++++ Input for this task

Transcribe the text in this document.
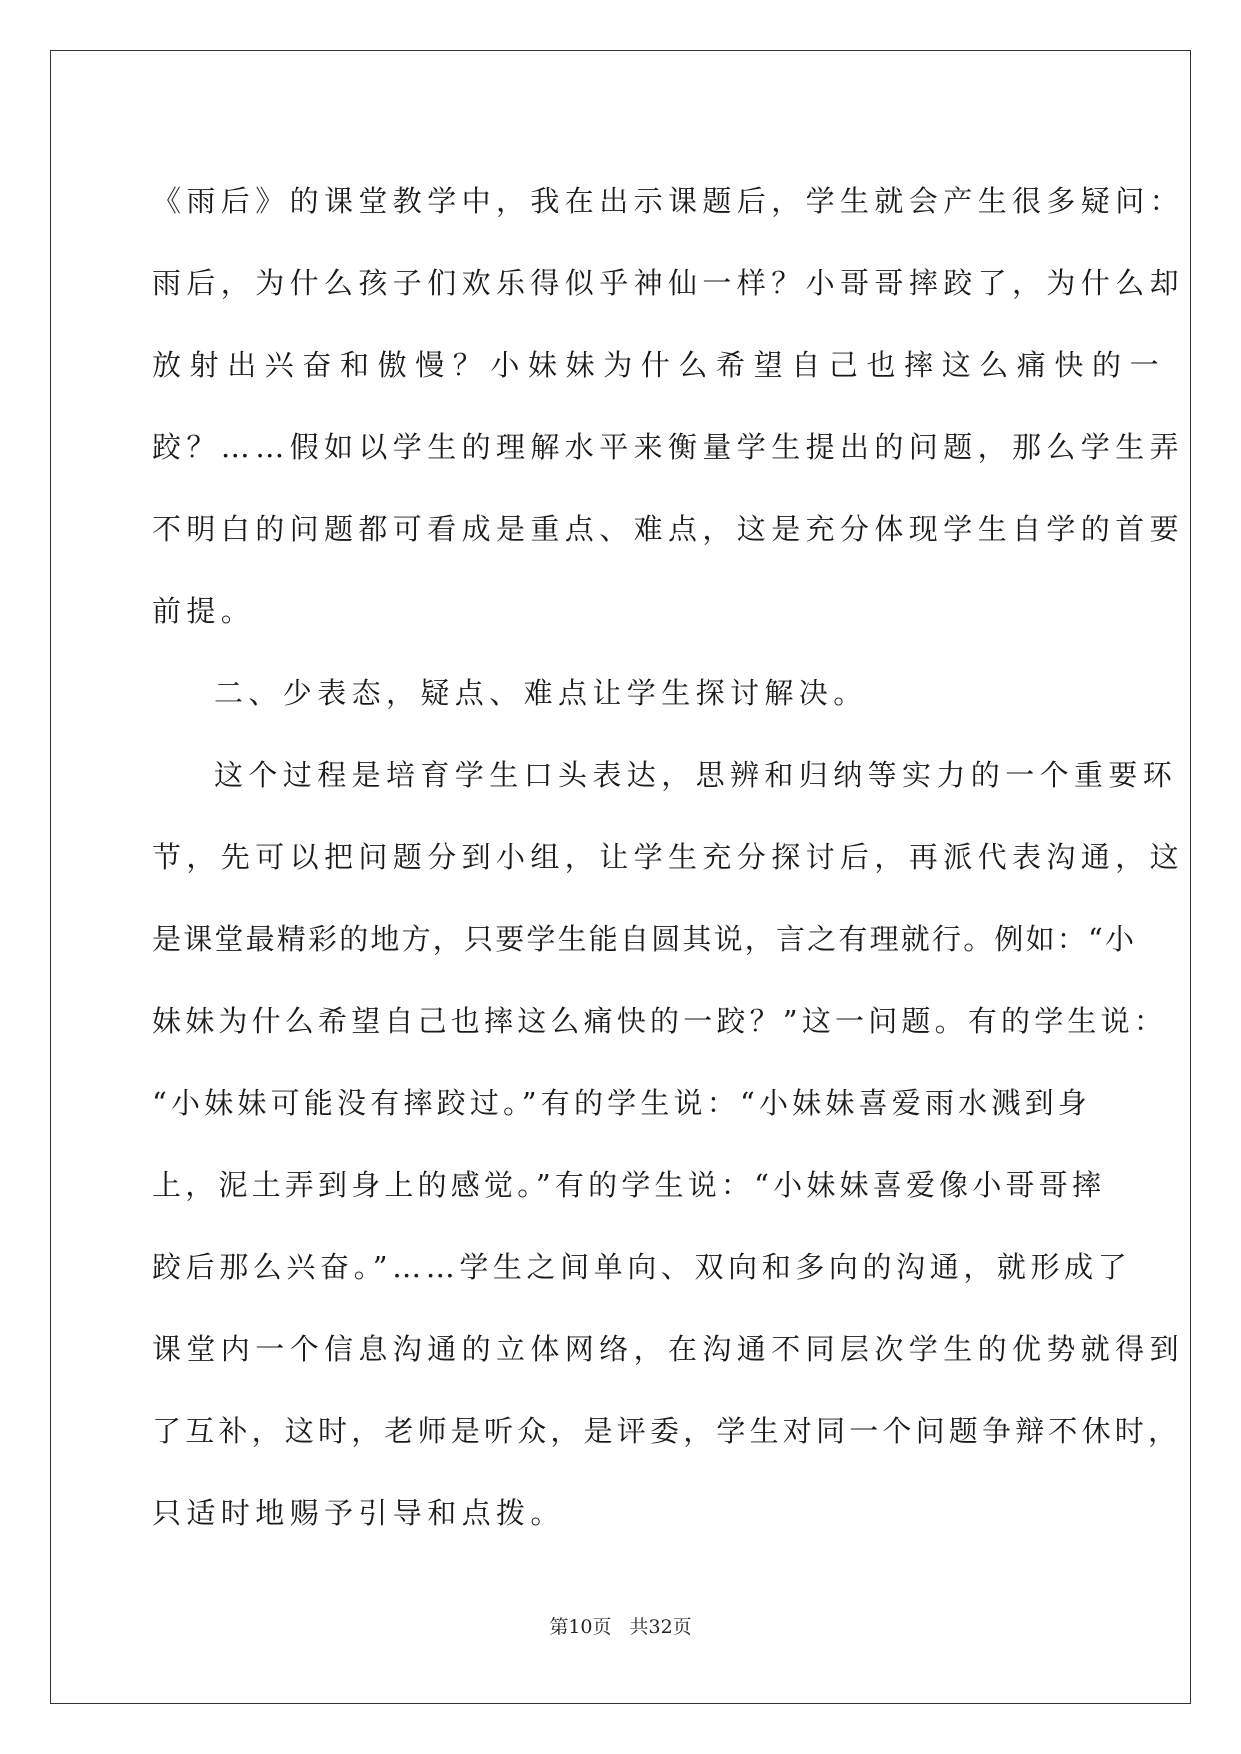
《雨后》的课堂教学中，我在出示课题后，学生就会产生很多疑问：
雨后，为什么孩子们欢乐得似乎神仙一样？小哥哥摔跤了，为什么却
放射出兴奋和傲慢？小妹妹为什么希望自己也摔这么痛快的一
跤？……假如以学生的理解水平来衡量学生提出的问题，那么学生弄
不明白的问题都可看成是重点、难点，这是充分体现学生自学的首要
前提。
二、少表态，疑点、难点让学生探讨解决。
这个过程是培育学生口头表达，思辨和归纳等实力的一个重要环
节，先可以把问题分到小组，让学生充分探讨后，再派代表沟通，这
是课堂最精彩的地方，只要学生能自圆其说，言之有理就行。例如：“小
妹妹为什么希望自己也摔这么痛快的一跤？”这一问题。有的学生说：
“小妹妹可能没有摔跤过。”有的学生说：“小妹妹喜爱雨水溅到身
上，泥土弄到身上的感觉。”有的学生说：“小妹妹喜爱像小哥哥摔
跤后那么兴奋。”……学生之间单向、双向和多向的沟通，就形成了
课堂内一个信息沟通的立体网络，在沟通不同层次学生的优势就得到
了互补，这时，老师是听众，是评委，学生对同一个问题争辩不休时，
只适时地赐予引导和点拨。
第10页 共32页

++++++++

▶ Direction:
Search the listing for the word "有的学生说". Copy every line in which it occurs.

▶ Task answer:
妹妹为什么希望自己也摔这么痛快的一跤？”这一问题。有的学生说：
“小妹妹可能没有摔跤过。”有的学生说：“小妹妹喜爱雨水溅到身
上，泥土弄到身上的感觉。”有的学生说：“小妹妹喜爱像小哥哥摔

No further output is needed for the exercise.